◆ Exercice 1
Relevez tous les slogans de la jeunesse burkinabé cités dans l'extrait.
◆ Exercice 2
Dans l'extrait, condensez sous forme de liste le paragraphe commençant par « Entre la lutte et le résultat des élections » en conservant ses faits principaux.
◆ Exercice 3
Prolongez l'extrait consacré aux documentaires sur le Burkina et le Mali à partir de sa dernière phrase.

◆ Extrait

Mégaphone au poing, à bord de convois militants ou défilant dans les rues des villages, la jeunesse du Burkina lutte à grands coups de slogans : « Je vote et je reste / Notre force est notre nombre / Votez utile ». Pour une fois, elle y croit. Lassée par les décisions aberrantes du gouvernement, la nouvelle génération ne fait pas que rêver à une société plus juste : elle chante et danse le changement. Des stades de foot où ont lieu des meetings à ciel ouvert aux soirées de débats dans l’intimité du Balai Citoyen, les jeunes ont la rage au ventre. Ils parlent franc, discourent avec plus de sagesse et de sensibilité que la plupart des dirigeants mondiaux.
Entre la lutte et le résultat des élections, il y a l’attente et l’espoir. Le doute et la suspicion des tricheries aussi, jusqu’au dépouillement final. Deuxième volet d’un triptyque burkinabé, feuilleton politique essentiel, Parfait Kaboré – qui a étudié le Droit public international – filme de près le peuple qui s’escrime à faire entendre sa voix. La sagacité des stratégies élaborées et la poésie des chants de ralliement bousculent. Lors d’une scène de slam engagé, filmée en plan séquence au plus proche de l’artiste, ses paroles résonnent haut et fort. Au reste de suivre cette vive avancée vers une société plus juste. C. A
Le Dernier refuge de Ousmane Samassekou (85’’ – 2021 – Mali)
À Gao, au Mali, la Maison des migrants est située à la lisière du désert saharien, devenu un cimetière. Encerclée par les guérillas, la maison abrite les voyageurs, qui arrivent ou partent vers un monde meilleur, l’Algérie fantasmée comme terre d’accueil, ou mieux, l’Europe.

(Annotations des boîtes d'éléments)
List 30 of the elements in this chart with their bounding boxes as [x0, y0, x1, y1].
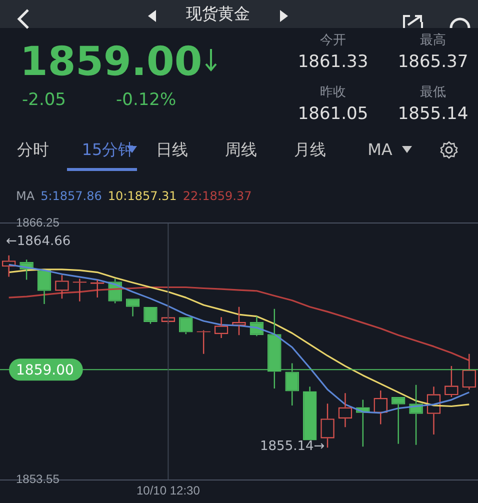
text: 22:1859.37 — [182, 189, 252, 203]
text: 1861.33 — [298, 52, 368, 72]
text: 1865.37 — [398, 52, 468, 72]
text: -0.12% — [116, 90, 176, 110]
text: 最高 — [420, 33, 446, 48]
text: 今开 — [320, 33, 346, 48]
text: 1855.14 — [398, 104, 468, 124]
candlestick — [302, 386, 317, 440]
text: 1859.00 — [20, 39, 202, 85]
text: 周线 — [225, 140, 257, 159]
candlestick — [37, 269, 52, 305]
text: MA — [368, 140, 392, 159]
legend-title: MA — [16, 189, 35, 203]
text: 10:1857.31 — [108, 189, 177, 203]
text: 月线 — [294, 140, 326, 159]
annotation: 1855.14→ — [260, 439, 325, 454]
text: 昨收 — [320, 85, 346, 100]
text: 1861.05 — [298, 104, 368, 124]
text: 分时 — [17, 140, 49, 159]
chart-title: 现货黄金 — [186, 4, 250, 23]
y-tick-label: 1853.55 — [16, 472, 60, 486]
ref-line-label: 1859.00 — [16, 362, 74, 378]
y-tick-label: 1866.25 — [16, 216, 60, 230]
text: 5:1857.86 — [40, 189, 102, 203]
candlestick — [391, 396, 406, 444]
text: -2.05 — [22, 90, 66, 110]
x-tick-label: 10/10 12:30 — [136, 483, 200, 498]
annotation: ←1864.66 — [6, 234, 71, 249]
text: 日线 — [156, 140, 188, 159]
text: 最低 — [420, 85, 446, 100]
==
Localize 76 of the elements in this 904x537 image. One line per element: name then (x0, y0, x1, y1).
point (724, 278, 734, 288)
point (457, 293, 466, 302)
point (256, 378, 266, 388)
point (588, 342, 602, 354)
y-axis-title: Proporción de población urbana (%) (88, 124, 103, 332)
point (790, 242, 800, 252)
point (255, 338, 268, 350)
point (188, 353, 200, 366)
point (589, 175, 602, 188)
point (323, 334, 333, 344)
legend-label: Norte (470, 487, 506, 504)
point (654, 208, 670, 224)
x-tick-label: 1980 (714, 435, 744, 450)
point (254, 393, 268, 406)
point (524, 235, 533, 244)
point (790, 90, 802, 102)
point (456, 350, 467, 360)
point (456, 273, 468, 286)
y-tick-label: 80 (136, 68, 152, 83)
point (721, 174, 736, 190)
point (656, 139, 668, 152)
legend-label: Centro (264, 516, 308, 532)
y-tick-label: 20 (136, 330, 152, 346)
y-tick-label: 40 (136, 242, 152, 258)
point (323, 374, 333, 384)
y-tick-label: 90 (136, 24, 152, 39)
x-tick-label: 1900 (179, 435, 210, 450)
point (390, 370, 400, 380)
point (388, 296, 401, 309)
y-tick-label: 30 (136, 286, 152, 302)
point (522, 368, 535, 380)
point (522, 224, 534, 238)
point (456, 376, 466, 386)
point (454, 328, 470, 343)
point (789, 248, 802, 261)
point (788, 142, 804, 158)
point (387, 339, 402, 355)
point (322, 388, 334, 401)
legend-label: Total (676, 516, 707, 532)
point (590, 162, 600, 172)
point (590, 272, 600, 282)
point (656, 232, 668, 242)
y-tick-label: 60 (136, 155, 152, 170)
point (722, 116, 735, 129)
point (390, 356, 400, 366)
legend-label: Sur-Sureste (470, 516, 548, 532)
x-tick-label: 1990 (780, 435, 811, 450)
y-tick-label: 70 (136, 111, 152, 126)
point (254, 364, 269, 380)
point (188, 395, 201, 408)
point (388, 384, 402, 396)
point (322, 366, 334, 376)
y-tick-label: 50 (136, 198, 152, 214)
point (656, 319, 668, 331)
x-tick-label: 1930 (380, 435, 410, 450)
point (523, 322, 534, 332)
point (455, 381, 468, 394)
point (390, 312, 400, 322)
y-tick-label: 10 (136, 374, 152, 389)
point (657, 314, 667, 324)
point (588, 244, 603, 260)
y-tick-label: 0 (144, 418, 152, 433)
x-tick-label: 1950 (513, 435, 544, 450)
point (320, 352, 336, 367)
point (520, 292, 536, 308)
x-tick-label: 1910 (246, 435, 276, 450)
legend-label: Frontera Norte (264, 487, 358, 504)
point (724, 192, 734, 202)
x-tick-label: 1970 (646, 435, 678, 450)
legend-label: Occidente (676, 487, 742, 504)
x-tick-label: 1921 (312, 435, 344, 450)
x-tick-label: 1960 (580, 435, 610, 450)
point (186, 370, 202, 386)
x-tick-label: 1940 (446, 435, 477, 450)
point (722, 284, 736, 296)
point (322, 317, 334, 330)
...
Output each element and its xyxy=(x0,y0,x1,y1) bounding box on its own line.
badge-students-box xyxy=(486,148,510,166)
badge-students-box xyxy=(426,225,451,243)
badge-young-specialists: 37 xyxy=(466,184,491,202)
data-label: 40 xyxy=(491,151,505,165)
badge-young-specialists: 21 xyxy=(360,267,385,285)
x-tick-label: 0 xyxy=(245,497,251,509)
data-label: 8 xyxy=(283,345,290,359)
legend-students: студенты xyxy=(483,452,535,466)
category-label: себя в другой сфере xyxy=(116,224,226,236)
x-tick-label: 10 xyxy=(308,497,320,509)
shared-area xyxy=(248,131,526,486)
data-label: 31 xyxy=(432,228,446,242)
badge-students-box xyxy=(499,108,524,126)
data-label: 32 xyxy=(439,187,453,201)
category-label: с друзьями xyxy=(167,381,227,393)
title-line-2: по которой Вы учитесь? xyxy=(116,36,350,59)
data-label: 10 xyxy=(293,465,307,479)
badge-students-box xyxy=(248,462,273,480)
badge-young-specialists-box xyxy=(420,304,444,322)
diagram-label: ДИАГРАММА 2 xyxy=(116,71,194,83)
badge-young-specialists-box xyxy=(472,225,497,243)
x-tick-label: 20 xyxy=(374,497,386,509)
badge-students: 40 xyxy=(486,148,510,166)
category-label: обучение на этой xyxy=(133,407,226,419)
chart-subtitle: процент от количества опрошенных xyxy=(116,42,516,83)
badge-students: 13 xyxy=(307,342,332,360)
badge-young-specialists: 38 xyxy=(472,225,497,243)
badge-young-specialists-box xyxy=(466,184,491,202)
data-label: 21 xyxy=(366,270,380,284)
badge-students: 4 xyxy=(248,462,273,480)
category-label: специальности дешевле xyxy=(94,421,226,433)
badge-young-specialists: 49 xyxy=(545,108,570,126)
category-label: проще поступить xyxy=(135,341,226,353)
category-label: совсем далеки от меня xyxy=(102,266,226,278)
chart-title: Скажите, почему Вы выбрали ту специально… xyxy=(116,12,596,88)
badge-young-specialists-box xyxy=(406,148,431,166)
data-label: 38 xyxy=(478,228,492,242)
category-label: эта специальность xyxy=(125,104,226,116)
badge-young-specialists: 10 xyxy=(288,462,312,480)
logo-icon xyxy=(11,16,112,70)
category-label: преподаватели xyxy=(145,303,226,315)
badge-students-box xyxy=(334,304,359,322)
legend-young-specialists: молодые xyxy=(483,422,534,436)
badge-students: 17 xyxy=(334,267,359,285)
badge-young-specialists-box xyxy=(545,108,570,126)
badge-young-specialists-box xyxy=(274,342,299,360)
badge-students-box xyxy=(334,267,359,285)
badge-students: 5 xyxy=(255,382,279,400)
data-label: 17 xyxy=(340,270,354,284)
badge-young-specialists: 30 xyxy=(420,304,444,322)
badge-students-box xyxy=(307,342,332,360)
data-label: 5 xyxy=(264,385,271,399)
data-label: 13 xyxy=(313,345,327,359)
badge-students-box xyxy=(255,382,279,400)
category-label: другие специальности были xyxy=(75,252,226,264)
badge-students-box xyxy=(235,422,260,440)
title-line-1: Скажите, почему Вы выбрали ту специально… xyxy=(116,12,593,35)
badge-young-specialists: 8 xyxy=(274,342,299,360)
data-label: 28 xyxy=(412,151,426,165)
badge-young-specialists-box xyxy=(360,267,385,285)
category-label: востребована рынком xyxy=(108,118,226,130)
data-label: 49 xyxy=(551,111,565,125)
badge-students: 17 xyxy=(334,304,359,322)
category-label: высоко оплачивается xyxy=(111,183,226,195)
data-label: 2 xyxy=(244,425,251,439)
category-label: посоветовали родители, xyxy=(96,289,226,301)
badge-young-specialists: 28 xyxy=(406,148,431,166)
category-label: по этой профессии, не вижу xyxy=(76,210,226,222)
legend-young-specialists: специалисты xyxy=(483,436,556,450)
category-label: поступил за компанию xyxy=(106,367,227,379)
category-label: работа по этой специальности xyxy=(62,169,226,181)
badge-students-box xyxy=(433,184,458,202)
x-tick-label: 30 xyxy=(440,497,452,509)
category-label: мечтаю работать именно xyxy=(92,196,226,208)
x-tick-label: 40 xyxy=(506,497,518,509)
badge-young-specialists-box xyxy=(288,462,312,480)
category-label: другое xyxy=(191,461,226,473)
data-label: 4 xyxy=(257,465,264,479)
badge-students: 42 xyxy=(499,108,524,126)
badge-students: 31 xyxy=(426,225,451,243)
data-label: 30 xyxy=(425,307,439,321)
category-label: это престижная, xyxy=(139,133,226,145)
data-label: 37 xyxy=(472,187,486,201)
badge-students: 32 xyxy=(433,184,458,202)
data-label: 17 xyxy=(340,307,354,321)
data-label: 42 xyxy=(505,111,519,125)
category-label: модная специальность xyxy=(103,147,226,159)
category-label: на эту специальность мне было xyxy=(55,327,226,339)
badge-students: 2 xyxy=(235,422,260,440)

◆ Réponse rédigée 1
- « Je vote et je reste »
- « Notre force est notre nombre »
- « Votez utile »

◆ Réponse rédigée 2
- Entre la lutte et le résultat des élections, il y a l'attente, l'espoir, le doute et la suspicion de fraude jusqu'au dépouillement final.
- Ce deuxième volet d'un triptyque burkinabé est un feuilleton politique essentiel.
- Parfait Kaboré, qui a étudié le droit public international, filme de près un peuple qui lutte pour faire entendre sa voix.
- Les stratégies habiles et les chants de ralliement poétiques marquent le spectateur.
- Une scène de slam engagé est filmée en plan-séquence au plus près de l'artiste.
- Il reste à suivre cette avancée vers une société plus juste.

◆ Réponse rédigée 3
Les guerres du Djihad ne sont pas loin, il est impossible de marcher seul dans ce désert hostile, « truffé de pièges ». C’est ce que le directeur de la maison, vertueuse figure, fait comprendre aux deux jeunes filles qui viennent d’arriver. Elles n’ont pas de famille, et on devine dans leurs yeux un extrême chagrin qui perce instantanément le cœur.
Parmi les scènes sidérantes qui s’enchaînent, l’un d’elles résume particulièrement bien le désespoir de ces voyageurs. Une des deux nouvelles arrivantes, Esther, n’arrive pas à apprendre l’anglais. Lasse, elle écoute à moitié les recommandations de son amie. Des larmes perlent sur ses joues, son visage reste de marbre, ses yeux impassibles. Son amie ne sourcille pas non plus, elle sait. Elles ont 16 ans et ont vécu les expériences les plus atroces qu’on puisse connaître.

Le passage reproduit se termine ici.